- **SHORT PROBLEM**: Below are some records. Say how many of their lines contain the string "Soft", and give nothing but the number.

- **GIVEN DATA**:

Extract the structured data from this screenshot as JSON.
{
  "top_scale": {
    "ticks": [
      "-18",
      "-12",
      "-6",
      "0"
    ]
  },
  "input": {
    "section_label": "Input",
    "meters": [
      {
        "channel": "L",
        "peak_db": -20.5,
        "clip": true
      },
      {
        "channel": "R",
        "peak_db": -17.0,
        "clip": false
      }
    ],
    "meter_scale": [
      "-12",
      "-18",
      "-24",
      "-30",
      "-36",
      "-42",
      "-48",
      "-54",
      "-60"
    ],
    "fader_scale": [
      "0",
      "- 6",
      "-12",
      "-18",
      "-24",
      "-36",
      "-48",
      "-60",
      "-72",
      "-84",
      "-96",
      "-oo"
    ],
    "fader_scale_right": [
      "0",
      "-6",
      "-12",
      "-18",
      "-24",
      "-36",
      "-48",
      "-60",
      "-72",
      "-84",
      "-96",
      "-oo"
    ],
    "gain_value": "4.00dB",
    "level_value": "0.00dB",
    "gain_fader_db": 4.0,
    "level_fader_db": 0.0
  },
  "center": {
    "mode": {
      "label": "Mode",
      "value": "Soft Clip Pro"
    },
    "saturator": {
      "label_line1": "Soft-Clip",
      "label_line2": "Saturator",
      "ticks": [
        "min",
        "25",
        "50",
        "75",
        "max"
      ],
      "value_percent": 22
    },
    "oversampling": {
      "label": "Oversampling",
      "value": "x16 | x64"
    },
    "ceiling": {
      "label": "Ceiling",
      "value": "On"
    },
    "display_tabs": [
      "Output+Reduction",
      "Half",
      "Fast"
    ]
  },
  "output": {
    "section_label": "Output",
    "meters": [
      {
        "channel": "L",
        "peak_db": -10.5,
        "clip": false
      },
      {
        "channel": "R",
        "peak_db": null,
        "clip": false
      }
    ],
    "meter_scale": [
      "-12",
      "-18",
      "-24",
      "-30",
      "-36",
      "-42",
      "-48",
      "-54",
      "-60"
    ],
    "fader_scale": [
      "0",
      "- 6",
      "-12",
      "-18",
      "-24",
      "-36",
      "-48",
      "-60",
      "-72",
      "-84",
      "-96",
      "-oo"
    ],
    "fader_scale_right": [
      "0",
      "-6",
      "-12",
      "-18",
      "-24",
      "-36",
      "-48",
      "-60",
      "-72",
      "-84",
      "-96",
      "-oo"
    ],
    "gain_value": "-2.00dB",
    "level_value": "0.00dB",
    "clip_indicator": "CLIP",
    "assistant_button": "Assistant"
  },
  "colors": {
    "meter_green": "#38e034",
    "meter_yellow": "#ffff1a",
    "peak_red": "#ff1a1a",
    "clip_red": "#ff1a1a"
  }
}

- **OUTPUT**: 2